-------- INPUT FOR THIS TASK --------

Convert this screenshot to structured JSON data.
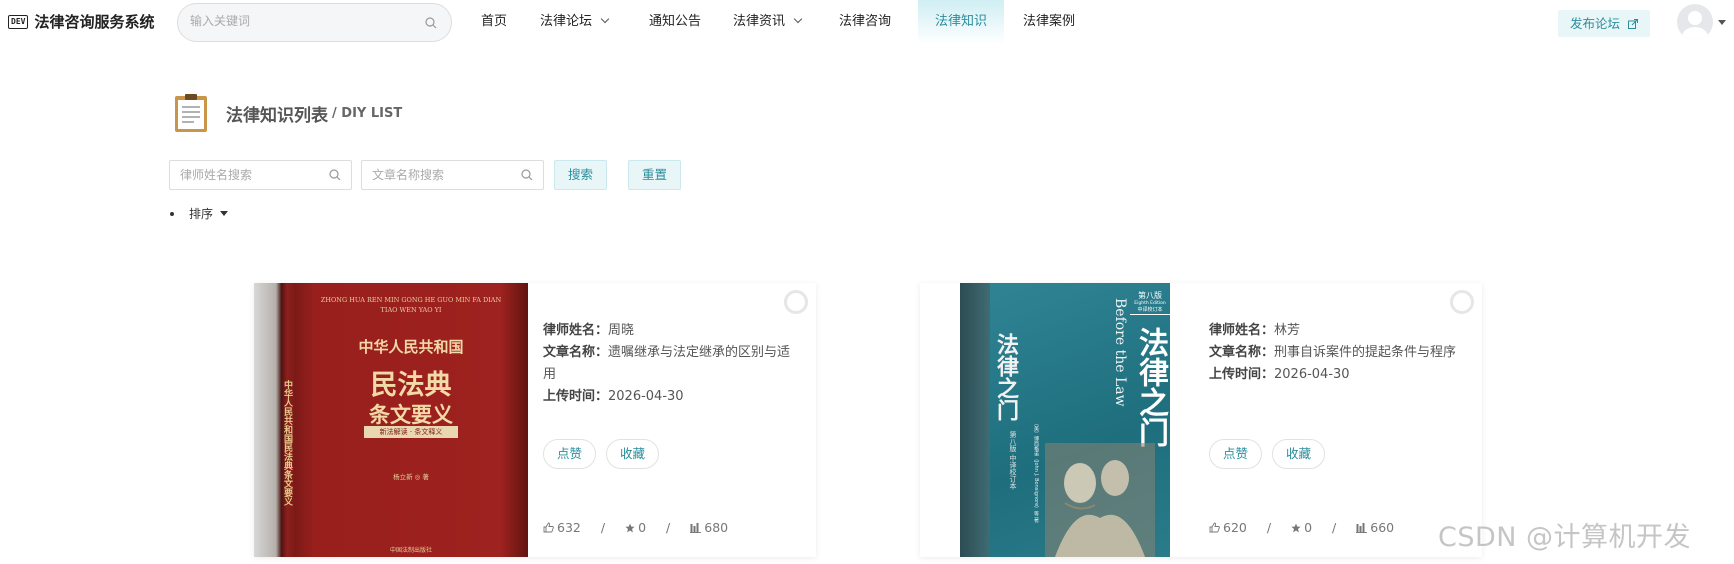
{
  "header": {
    "logo_text": "DEV",
    "app_name": "法律咨询服务系统",
    "search_placeholder": "输入关键词",
    "nav": [
      {
        "label": "首页"
      },
      {
        "label": "法律论坛"
      },
      {
        "label": "通知公告"
      },
      {
        "label": "法律资讯"
      },
      {
        "label": "法律咨询"
      },
      {
        "label": "法律知识"
      },
      {
        "label": "法律案例"
      }
    ],
    "active_nav": "法律知识",
    "publish_label": "发布论坛"
  },
  "page": {
    "title": "法律知识列表",
    "subtitle": "/ DIY LIST"
  },
  "filters": {
    "lawyer_placeholder": "律师姓名搜索",
    "article_placeholder": "文章名称搜索",
    "search_label": "搜索",
    "reset_label": "重置",
    "sort_label": "排序"
  },
  "labels": {
    "lawyer": "律师姓名：",
    "article": "文章名称：",
    "upload": "上传时间：",
    "like": "点赞",
    "collect": "收藏",
    "sep": "/"
  },
  "cards": [
    {
      "lawyer": "周晓",
      "article": "遗嘱继承与法定继承的区别与适用",
      "date": "2026-04-30",
      "likes": "632",
      "stars": "0",
      "views": "680",
      "cover": {
        "pinyin1": "ZHONG HUA REN MIN GONG HE GUO MIN FA DIAN",
        "pinyin2": "TIAO WEN YAO YI",
        "line1": "中华人民共和国",
        "line2": "民法典",
        "line3": "条文要义",
        "tag": "新法解读 · 条文释义",
        "author": "杨立新 ◎ 著",
        "spine": "中华人民共和国民法典条文要义",
        "publisher": "中国法制出版社"
      }
    },
    {
      "lawyer": "林芳",
      "article": "刑事自诉案件的提起条件与程序",
      "date": "2026-04-30",
      "likes": "620",
      "stars": "0",
      "views": "660",
      "cover": {
        "edition": "第八版",
        "edition_en": "Eighth Edition",
        "series": "中译校订本",
        "en_title": "Before the Law",
        "title": "法律之门",
        "spine": "法律之门",
        "author": "〔美〕博西格诺（John J. Bonsignore）等 著",
        "spine_ed": "第八版 中译校订本"
      }
    }
  ],
  "watermark": "CSDN @计算机开发",
  "colors": {
    "accent": "#2a8d9c",
    "accent_bg": "#e9f6f8"
  }
}
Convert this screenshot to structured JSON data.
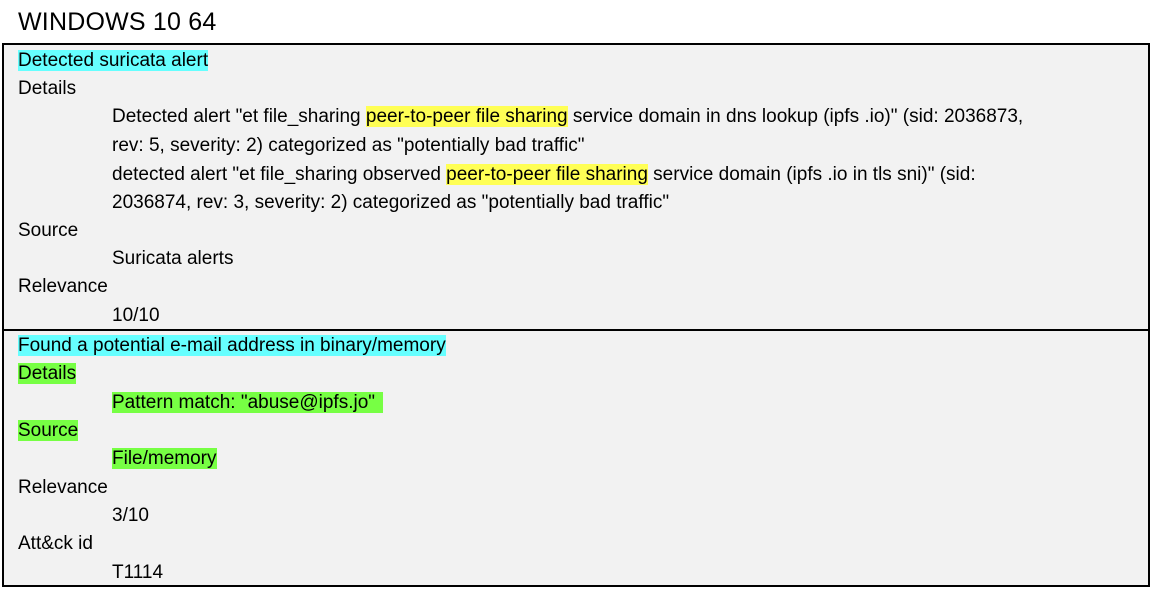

--------

Each record above must be returned exactly as written, with its pictures omitted.

Convert this screenshot to structured JSON data.
{
  "header": {
    "logo_text": "DEV",
    "app_name": "法律咨询服务系统",
    "search_placeholder": "输入关键词",
    "nav": [
      {
        "label": "首页"
      },
      {
        "label": "法律论坛"
      },
      {
        "label": "通知公告"
      },
      {
        "label": "法律资讯"
      },
      {
        "label": "法律咨询"
      },
      {
        "label": "法律知识"
      },
      {
        "label": "法律案例"
      }
    ],
    "active_nav": "法律知识",
    "publish_label": "发布论坛"
  },
  "page": {
    "title": "法律知识列表",
    "subtitle": "/ DIY LIST"
  },
  "filters": {
    "lawyer_placeholder": "律师姓名搜索",
    "article_placeholder": "文章名称搜索",
    "search_label": "搜索",
    "reset_label": "重置",
    "sort_label": "排序"
  },
  "labels": {
    "lawyer": "律师姓名：",
    "article": "文章名称：",
    "upload": "上传时间：",
    "like": "点赞",
    "collect": "收藏",
    "sep": "/"
  },
  "cards": [
    {
      "lawyer": "周晓",
      "article": "遗嘱继承与法定继承的区别与适用",
      "date": "2026-04-30",
      "likes": "632",
      "stars": "0",
      "views": "680",
      "cover": {
        "pinyin1": "ZHONG HUA REN MIN GONG HE GUO MIN FA DIAN",
        "pinyin2": "TIAO WEN YAO YI",
        "line1": "中华人民共和国",
        "line2": "民法典",
        "line3": "条文要义",
        "tag": "新法解读 · 条文释义",
        "author": "杨立新 ◎ 著",
        "spine": "中华人民共和国民法典条文要义",
        "publisher": "中国法制出版社"
      }
    },
    {
      "lawyer": "林芳",
      "article": "刑事自诉案件的提起条件与程序",
      "date": "2026-04-30",
      "likes": "620",
      "stars": "0",
      "views": "660",
      "cover": {
        "edition": "第八版",
        "edition_en": "Eighth Edition",
        "series": "中译校订本",
        "en_title": "Before the Law",
        "title": "法律之门",
        "spine": "法律之门",
        "author": "〔美〕博西格诺（John J. Bonsignore）等 著",
        "spine_ed": "第八版 中译校订本"
      }
    }
  ],
  "watermark": "CSDN @计算机开发",
  "colors": {
    "accent": "#2a8d9c",
    "accent_bg": "#e9f6f8"
  }
}
Convert this screenshot to structured JSON data.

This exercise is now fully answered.